start Data extract

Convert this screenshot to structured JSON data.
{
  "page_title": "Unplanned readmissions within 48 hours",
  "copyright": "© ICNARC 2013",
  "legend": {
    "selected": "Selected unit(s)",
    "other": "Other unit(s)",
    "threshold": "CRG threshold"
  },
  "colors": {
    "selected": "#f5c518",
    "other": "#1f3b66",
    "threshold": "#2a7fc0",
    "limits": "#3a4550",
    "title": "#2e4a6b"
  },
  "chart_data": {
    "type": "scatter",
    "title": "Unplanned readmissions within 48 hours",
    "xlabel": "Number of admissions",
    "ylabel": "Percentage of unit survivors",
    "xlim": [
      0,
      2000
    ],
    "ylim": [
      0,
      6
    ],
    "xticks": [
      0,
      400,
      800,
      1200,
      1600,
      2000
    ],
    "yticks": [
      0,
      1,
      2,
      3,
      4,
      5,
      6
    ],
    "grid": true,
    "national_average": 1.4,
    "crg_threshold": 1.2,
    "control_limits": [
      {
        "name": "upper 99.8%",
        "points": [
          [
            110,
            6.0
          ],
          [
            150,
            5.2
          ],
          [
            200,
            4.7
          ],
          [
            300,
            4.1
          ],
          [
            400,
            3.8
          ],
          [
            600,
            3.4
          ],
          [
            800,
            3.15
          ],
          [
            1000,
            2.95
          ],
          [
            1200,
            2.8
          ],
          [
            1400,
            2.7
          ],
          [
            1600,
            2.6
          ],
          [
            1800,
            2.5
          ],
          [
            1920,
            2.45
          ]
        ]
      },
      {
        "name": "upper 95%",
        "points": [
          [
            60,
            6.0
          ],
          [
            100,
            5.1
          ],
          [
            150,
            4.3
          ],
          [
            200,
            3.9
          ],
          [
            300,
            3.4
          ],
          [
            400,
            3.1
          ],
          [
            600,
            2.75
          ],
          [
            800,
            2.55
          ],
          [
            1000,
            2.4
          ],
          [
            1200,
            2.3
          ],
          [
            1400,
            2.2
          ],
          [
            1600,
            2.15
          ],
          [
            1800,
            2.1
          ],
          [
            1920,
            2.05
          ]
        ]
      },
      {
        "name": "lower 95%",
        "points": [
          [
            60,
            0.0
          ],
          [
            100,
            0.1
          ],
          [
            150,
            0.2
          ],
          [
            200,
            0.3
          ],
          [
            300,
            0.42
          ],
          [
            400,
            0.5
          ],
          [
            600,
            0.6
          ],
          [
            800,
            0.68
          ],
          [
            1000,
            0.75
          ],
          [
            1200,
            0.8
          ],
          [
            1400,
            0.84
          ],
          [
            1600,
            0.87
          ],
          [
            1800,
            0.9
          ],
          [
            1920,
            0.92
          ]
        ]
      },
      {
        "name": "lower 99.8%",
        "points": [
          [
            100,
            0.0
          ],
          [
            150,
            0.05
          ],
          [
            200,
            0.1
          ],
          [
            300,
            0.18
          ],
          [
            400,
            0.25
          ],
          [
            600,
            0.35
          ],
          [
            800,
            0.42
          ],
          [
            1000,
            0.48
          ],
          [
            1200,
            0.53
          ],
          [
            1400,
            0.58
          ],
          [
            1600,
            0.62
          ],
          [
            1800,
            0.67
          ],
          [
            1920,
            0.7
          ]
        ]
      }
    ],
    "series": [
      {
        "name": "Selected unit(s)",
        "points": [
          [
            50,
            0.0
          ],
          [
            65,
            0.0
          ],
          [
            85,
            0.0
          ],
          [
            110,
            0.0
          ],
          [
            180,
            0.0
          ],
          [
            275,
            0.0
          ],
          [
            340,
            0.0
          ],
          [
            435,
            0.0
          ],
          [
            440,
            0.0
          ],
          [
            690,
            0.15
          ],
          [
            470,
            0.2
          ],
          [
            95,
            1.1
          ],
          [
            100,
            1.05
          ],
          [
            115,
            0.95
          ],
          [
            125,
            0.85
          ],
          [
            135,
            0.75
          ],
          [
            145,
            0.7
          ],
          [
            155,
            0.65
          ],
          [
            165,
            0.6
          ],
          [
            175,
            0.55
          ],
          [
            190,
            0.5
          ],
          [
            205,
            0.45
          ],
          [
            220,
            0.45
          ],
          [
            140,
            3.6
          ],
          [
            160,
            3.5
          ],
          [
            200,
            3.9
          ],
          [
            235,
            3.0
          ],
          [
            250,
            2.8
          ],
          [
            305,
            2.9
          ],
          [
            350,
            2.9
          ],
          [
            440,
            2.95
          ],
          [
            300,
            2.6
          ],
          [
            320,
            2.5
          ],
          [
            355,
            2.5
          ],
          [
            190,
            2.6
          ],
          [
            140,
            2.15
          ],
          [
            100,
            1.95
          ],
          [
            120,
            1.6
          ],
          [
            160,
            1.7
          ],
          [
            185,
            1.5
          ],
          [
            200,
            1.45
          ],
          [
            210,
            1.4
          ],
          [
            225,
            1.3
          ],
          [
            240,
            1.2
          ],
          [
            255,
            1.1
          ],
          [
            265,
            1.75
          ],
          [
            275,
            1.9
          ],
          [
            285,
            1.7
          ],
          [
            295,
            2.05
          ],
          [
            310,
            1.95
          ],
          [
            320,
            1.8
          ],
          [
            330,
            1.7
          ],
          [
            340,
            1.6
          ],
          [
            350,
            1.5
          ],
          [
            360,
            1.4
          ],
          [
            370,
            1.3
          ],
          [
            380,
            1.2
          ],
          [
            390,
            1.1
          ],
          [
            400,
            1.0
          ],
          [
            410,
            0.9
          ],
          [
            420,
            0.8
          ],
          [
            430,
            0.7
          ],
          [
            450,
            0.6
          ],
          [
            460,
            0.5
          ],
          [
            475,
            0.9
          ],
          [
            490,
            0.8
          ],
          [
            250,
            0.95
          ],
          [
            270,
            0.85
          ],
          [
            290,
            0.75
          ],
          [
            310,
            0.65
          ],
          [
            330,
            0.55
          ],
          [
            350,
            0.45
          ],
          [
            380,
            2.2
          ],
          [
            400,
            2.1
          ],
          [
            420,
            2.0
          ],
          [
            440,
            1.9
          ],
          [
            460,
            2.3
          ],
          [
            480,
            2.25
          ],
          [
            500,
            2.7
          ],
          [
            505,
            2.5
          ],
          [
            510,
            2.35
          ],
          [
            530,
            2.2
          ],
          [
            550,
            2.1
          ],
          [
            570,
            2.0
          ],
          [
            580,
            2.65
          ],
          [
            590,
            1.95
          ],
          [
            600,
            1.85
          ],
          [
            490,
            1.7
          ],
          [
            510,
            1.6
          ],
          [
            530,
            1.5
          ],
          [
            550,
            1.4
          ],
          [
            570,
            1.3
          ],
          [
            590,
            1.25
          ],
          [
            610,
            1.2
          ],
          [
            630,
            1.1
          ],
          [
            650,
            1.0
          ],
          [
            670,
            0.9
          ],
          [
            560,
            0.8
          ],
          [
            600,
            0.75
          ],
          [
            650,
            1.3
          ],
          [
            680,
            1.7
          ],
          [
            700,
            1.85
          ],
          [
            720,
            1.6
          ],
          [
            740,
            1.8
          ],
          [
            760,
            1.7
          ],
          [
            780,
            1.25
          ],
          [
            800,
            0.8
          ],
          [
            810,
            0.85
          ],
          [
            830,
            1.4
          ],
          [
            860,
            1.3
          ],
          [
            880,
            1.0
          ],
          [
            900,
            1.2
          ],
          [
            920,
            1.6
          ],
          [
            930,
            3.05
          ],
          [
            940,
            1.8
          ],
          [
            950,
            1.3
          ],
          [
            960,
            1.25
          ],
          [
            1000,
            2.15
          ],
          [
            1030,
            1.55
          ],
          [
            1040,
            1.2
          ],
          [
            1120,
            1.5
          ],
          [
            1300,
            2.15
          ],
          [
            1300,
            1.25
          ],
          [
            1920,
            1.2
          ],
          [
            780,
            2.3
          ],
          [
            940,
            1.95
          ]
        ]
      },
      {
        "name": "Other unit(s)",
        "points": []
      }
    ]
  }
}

end Data extract

- [Problem to solve]
Copy out every line that includes the word "unit".

- [Full answer]
    "selected": "Selected unit(s)",
    "other": "Other unit(s)",
    "ylabel": "Percentage of unit survivors",
        "name": "Selected unit(s)",
        "name": "Other unit(s)",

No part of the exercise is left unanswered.